- [DATASET]
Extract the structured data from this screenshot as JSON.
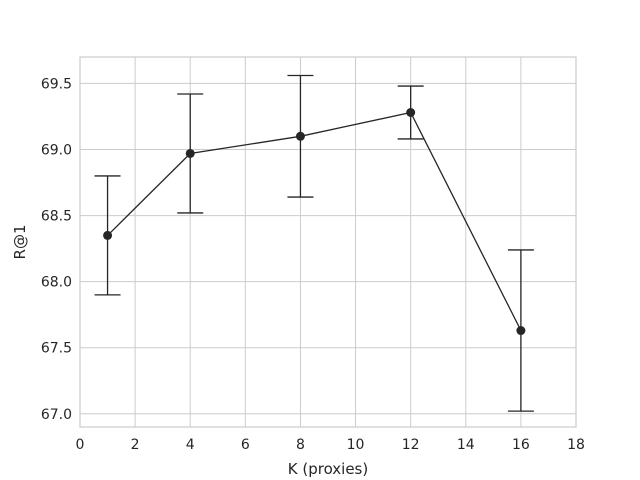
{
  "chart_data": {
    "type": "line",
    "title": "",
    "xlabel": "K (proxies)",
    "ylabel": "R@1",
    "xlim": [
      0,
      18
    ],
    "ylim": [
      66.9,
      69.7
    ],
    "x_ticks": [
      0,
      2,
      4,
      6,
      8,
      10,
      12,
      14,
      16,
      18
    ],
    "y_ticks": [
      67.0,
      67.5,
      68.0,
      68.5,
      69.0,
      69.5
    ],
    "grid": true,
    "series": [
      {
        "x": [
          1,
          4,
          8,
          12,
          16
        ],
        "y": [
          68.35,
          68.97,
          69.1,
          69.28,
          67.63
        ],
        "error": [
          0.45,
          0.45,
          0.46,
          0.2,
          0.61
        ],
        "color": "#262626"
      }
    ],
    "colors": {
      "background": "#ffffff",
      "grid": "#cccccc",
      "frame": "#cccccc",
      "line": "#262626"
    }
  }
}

...

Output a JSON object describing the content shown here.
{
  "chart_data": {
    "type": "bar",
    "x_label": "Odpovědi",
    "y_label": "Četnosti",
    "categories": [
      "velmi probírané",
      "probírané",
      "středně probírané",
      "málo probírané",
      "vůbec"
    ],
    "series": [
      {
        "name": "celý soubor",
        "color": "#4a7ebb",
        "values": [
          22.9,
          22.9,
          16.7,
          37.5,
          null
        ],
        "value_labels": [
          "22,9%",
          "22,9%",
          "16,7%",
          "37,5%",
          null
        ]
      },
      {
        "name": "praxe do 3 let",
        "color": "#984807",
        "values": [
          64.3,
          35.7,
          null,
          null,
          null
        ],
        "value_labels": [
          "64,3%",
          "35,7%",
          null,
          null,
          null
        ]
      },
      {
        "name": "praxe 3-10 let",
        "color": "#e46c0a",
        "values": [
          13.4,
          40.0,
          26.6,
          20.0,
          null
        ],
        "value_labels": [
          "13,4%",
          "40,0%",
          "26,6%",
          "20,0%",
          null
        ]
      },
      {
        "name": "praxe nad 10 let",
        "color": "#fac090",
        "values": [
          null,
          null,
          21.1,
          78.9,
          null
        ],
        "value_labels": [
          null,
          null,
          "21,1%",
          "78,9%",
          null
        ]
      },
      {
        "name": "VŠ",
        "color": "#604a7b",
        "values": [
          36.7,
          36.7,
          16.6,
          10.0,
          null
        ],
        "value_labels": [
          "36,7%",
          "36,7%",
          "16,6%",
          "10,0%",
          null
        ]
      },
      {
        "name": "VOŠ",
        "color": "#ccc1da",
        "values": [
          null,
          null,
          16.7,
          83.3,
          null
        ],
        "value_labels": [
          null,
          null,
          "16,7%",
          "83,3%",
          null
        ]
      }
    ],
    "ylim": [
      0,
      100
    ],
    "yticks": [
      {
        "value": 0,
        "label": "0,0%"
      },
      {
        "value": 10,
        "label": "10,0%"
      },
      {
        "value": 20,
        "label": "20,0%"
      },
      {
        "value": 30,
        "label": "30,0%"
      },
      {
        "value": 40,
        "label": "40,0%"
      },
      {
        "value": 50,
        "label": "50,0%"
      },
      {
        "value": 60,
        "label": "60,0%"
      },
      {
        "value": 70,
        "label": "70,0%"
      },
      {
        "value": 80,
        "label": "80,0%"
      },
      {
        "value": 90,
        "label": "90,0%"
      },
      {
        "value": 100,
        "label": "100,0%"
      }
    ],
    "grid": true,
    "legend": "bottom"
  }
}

- [PROBLEM DESCRIPTION] Look through the entries and return every line where "JSON" appears.

- [RESPONSE TO THE TASK]
Extract the structured data from this screenshot as JSON.
Output a JSON object describing the content shown here.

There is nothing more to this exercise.